▸ Exercise description
In the entries that follow, how many lines hold the string "Normal"? Give only that number.

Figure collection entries
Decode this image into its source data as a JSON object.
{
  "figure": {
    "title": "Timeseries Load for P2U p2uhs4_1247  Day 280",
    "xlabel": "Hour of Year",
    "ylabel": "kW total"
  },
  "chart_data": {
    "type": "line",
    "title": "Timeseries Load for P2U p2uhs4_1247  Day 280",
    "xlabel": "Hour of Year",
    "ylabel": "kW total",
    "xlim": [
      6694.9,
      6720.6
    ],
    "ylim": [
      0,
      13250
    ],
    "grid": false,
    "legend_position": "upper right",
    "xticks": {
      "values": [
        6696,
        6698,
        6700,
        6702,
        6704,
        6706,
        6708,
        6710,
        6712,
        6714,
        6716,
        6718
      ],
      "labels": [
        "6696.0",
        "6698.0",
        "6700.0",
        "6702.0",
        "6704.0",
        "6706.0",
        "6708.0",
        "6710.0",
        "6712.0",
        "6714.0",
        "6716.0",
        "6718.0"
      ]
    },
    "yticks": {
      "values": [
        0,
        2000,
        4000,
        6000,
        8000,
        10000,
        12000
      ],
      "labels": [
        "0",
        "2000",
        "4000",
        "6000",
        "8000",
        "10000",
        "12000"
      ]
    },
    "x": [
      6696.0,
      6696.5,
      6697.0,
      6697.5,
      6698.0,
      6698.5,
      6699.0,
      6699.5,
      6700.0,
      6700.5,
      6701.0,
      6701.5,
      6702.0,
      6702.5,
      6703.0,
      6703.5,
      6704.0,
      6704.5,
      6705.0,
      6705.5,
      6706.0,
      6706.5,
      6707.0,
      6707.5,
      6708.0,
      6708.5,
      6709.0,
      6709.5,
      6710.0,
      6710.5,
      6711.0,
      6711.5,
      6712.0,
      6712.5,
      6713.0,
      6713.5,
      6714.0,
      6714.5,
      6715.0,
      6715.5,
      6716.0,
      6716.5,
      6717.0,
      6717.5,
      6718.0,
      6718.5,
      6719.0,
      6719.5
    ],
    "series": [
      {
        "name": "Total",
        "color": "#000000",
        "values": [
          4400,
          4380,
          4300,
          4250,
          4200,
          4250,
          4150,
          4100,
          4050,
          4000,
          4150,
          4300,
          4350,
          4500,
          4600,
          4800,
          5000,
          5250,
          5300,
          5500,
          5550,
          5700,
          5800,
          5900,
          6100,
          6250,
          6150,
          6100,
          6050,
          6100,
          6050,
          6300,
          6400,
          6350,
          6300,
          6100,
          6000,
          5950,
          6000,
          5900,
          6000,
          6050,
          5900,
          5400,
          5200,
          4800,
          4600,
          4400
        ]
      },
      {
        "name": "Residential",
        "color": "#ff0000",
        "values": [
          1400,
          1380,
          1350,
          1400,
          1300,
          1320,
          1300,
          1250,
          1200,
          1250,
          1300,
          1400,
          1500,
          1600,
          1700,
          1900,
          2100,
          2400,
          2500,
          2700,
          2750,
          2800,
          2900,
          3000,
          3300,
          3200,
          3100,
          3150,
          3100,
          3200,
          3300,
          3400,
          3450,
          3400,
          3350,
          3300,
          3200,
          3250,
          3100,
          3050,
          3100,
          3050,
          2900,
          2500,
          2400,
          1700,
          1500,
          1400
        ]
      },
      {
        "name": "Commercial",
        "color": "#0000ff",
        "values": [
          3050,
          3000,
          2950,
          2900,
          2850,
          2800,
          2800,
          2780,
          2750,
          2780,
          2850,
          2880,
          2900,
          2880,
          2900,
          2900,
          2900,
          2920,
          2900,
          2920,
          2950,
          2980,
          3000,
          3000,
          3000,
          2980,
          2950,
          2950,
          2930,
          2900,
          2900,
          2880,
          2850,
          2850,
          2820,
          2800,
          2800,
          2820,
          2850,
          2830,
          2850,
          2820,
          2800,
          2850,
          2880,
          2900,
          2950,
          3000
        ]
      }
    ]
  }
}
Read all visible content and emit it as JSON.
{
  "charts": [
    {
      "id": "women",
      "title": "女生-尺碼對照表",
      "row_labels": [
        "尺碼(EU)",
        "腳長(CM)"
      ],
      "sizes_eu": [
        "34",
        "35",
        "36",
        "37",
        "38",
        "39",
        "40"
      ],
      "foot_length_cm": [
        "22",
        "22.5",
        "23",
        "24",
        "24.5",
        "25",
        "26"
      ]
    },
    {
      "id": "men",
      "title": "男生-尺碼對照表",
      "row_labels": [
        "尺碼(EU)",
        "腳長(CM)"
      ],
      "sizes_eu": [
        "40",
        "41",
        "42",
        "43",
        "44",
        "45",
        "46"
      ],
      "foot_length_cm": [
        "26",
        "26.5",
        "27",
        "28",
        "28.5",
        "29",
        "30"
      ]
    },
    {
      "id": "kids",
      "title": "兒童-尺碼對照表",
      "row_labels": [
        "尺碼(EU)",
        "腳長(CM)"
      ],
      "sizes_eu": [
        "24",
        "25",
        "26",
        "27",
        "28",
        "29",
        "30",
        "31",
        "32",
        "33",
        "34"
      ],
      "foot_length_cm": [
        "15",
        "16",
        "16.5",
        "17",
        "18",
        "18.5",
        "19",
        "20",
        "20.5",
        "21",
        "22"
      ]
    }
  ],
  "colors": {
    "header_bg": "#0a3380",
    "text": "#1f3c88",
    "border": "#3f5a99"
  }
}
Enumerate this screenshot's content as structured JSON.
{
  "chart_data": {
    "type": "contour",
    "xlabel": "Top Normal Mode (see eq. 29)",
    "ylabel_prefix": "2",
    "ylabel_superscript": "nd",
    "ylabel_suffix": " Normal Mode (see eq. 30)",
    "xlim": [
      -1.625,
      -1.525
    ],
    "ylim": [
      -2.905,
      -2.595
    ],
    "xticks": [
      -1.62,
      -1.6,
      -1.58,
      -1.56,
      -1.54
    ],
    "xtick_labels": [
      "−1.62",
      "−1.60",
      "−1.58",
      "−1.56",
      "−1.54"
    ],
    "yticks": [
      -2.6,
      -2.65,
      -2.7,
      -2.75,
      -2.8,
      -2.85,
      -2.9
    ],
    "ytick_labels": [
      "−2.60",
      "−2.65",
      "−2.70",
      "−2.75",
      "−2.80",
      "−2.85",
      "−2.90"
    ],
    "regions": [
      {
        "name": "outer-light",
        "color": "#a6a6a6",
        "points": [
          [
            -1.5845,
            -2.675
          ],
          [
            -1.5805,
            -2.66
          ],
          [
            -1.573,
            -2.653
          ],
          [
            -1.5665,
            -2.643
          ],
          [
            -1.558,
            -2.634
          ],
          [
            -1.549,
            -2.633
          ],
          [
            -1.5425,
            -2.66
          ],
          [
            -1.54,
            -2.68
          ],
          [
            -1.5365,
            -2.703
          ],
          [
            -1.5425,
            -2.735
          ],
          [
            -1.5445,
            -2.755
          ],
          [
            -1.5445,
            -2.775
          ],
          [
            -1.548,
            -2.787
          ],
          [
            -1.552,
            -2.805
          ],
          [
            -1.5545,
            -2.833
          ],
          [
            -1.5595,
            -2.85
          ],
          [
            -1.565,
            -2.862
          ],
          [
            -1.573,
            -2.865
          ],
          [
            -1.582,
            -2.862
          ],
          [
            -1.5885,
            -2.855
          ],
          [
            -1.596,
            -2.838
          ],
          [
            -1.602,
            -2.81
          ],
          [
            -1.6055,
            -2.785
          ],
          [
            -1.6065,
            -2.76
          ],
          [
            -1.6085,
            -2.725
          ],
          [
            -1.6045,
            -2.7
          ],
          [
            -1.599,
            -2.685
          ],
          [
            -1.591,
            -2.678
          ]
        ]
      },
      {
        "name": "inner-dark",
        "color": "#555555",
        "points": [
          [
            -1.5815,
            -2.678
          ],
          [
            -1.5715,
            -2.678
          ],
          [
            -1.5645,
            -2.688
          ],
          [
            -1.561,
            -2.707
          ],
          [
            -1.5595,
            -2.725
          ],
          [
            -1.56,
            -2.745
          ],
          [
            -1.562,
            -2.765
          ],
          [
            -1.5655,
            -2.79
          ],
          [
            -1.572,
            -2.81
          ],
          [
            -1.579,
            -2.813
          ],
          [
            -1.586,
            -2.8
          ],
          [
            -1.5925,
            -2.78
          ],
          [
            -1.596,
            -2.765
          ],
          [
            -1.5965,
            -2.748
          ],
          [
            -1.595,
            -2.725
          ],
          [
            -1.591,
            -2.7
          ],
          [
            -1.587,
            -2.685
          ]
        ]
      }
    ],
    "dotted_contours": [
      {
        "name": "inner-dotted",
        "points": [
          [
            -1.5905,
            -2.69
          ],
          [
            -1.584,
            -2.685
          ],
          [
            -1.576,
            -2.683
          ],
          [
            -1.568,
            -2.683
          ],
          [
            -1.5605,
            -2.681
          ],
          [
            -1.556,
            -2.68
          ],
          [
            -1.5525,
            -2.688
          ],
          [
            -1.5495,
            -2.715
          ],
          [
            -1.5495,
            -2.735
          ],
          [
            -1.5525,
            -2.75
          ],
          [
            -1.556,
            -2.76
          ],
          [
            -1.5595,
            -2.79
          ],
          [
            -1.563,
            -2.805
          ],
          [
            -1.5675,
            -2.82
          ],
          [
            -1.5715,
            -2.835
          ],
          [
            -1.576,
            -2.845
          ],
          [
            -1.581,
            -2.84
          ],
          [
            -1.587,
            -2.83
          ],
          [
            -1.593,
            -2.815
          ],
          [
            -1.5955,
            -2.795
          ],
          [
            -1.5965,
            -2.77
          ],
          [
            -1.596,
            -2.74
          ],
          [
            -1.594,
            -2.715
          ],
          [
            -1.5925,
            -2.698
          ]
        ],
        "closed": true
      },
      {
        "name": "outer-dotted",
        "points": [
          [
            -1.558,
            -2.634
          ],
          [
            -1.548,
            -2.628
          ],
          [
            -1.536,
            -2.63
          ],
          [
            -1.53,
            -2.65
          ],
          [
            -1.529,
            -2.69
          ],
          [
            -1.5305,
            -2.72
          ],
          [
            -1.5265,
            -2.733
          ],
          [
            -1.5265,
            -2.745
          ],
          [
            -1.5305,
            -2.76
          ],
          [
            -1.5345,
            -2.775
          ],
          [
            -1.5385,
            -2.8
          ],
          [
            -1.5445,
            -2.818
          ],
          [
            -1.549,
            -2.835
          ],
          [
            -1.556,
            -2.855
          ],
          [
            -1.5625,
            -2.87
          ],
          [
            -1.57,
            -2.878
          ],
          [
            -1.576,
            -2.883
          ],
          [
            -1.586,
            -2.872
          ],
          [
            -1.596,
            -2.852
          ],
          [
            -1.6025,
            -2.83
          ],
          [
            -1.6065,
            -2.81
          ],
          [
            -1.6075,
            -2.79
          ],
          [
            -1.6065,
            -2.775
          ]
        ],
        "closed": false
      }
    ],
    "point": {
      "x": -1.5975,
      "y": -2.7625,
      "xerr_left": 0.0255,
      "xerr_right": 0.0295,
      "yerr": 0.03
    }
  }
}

▸ Result of this exercise
2